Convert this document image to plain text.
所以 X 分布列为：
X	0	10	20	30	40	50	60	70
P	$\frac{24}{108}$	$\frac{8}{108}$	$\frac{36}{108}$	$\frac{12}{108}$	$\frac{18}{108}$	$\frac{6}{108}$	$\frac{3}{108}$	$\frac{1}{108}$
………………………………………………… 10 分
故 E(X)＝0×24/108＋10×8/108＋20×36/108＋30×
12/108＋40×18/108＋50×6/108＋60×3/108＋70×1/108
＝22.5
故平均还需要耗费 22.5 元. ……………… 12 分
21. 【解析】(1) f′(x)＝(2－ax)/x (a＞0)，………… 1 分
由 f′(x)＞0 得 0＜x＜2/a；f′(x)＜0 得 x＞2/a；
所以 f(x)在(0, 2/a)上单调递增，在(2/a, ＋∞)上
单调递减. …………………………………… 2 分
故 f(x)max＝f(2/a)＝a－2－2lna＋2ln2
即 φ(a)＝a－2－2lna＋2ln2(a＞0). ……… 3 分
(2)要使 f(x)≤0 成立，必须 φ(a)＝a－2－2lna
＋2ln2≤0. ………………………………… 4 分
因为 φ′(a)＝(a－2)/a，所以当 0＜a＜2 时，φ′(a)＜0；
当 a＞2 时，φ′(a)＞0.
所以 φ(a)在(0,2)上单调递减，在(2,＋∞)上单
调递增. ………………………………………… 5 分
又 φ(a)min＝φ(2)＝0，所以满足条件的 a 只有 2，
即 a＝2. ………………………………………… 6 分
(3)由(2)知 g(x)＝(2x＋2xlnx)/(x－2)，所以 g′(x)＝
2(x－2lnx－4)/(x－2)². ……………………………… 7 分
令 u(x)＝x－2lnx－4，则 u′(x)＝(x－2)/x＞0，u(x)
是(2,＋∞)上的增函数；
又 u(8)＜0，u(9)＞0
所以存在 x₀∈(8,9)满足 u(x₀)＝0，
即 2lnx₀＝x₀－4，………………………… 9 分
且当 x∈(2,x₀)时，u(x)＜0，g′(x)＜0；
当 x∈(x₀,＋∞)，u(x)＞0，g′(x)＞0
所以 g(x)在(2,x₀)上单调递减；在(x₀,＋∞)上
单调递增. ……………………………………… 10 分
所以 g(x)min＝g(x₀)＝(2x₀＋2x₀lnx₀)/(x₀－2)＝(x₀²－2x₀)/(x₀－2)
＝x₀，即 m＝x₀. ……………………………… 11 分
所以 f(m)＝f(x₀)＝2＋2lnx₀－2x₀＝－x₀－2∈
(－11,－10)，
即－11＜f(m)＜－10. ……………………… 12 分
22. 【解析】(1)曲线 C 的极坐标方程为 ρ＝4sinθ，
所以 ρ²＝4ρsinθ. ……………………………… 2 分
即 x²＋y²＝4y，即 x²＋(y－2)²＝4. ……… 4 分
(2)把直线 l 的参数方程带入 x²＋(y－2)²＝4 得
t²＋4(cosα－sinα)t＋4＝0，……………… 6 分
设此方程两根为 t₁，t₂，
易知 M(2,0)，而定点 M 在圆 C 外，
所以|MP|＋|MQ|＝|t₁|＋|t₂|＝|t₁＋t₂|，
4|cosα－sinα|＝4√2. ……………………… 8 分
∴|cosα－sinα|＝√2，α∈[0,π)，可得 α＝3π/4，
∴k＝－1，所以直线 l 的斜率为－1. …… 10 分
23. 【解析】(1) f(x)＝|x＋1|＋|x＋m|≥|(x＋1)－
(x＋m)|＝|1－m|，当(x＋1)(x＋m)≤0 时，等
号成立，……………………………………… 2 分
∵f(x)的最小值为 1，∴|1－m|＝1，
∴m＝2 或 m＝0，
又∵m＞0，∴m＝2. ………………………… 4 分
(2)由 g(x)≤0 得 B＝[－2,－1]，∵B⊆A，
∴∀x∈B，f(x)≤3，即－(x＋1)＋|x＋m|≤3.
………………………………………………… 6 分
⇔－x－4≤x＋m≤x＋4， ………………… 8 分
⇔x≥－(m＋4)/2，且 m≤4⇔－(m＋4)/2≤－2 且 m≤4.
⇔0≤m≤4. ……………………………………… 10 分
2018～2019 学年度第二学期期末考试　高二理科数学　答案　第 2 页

## Instruction
Reproduce all of the material above word for word.

## Written answer
Convert this document image to plain text.
所以 X 分布列为：
X	0	10	20	30	40	50	60	70
P	$\frac{24}{108}$	$\frac{8}{108}$	$\frac{36}{108}$	$\frac{12}{108}$	$\frac{18}{108}$	$\frac{6}{108}$	$\frac{3}{108}$	$\frac{1}{108}$
………………………………………………… 10 分
故 E(X)＝0×24/108＋10×8/108＋20×36/108＋30×
12/108＋40×18/108＋50×6/108＋60×3/108＋70×1/108
＝22.5
故平均还需要耗费 22.5 元. ……………… 12 分
21. 【解析】(1) f′(x)＝(2－ax)/x (a＞0)，………… 1 分
由 f′(x)＞0 得 0＜x＜2/a；f′(x)＜0 得 x＞2/a；
所以 f(x)在(0, 2/a)上单调递增，在(2/a, ＋∞)上
单调递减. …………………………………… 2 分
故 f(x)max＝f(2/a)＝a－2－2lna＋2ln2
即 φ(a)＝a－2－2lna＋2ln2(a＞0). ……… 3 分
(2)要使 f(x)≤0 成立，必须 φ(a)＝a－2－2lna
＋2ln2≤0. ………………………………… 4 分
因为 φ′(a)＝(a－2)/a，所以当 0＜a＜2 时，φ′(a)＜0；
当 a＞2 时，φ′(a)＞0.
所以 φ(a)在(0,2)上单调递减，在(2,＋∞)上单
调递增. ………………………………………… 5 分
又 φ(a)min＝φ(2)＝0，所以满足条件的 a 只有 2，
即 a＝2. ………………………………………… 6 分
(3)由(2)知 g(x)＝(2x＋2xlnx)/(x－2)，所以 g′(x)＝
2(x－2lnx－4)/(x－2)². ……………………………… 7 分
令 u(x)＝x－2lnx－4，则 u′(x)＝(x－2)/x＞0，u(x)
是(2,＋∞)上的增函数；
又 u(8)＜0，u(9)＞0
所以存在 x₀∈(8,9)满足 u(x₀)＝0，
即 2lnx₀＝x₀－4，………………………… 9 分
且当 x∈(2,x₀)时，u(x)＜0，g′(x)＜0；
当 x∈(x₀,＋∞)，u(x)＞0，g′(x)＞0
所以 g(x)在(2,x₀)上单调递减；在(x₀,＋∞)上
单调递增. ……………………………………… 10 分
所以 g(x)min＝g(x₀)＝(2x₀＋2x₀lnx₀)/(x₀－2)＝(x₀²－2x₀)/(x₀－2)
＝x₀，即 m＝x₀. ……………………………… 11 分
所以 f(m)＝f(x₀)＝2＋2lnx₀－2x₀＝－x₀－2∈
(－11,－10)，
即－11＜f(m)＜－10. ……………………… 12 分
22. 【解析】(1)曲线 C 的极坐标方程为 ρ＝4sinθ，
所以 ρ²＝4ρsinθ. ……………………………… 2 分
即 x²＋y²＝4y，即 x²＋(y－2)²＝4. ……… 4 分
(2)把直线 l 的参数方程带入 x²＋(y－2)²＝4 得
t²＋4(cosα－sinα)t＋4＝0，……………… 6 分
设此方程两根为 t₁，t₂，
易知 M(2,0)，而定点 M 在圆 C 外，
所以|MP|＋|MQ|＝|t₁|＋|t₂|＝|t₁＋t₂|，
4|cosα－sinα|＝4√2. ……………………… 8 分
∴|cosα－sinα|＝√2，α∈[0,π)，可得 α＝3π/4，
∴k＝－1，所以直线 l 的斜率为－1. …… 10 分
23. 【解析】(1) f(x)＝|x＋1|＋|x＋m|≥|(x＋1)－
(x＋m)|＝|1－m|，当(x＋1)(x＋m)≤0 时，等
号成立，……………………………………… 2 分
∵f(x)的最小值为 1，∴|1－m|＝1，
∴m＝2 或 m＝0，
又∵m＞0，∴m＝2. ………………………… 4 分
(2)由 g(x)≤0 得 B＝[－2,－1]，∵B⊆A，
∴∀x∈B，f(x)≤3，即－(x＋1)＋|x＋m|≤3.
………………………………………………… 6 分
⇔－x－4≤x＋m≤x＋4， ………………… 8 分
⇔x≥－(m＋4)/2，且 m≤4⇔－(m＋4)/2≤－2 且 m≤4.
⇔0≤m≤4. ……………………………………… 10 分
2018～2019 学年度第二学期期末考试　高二理科数学　答案　第 2 页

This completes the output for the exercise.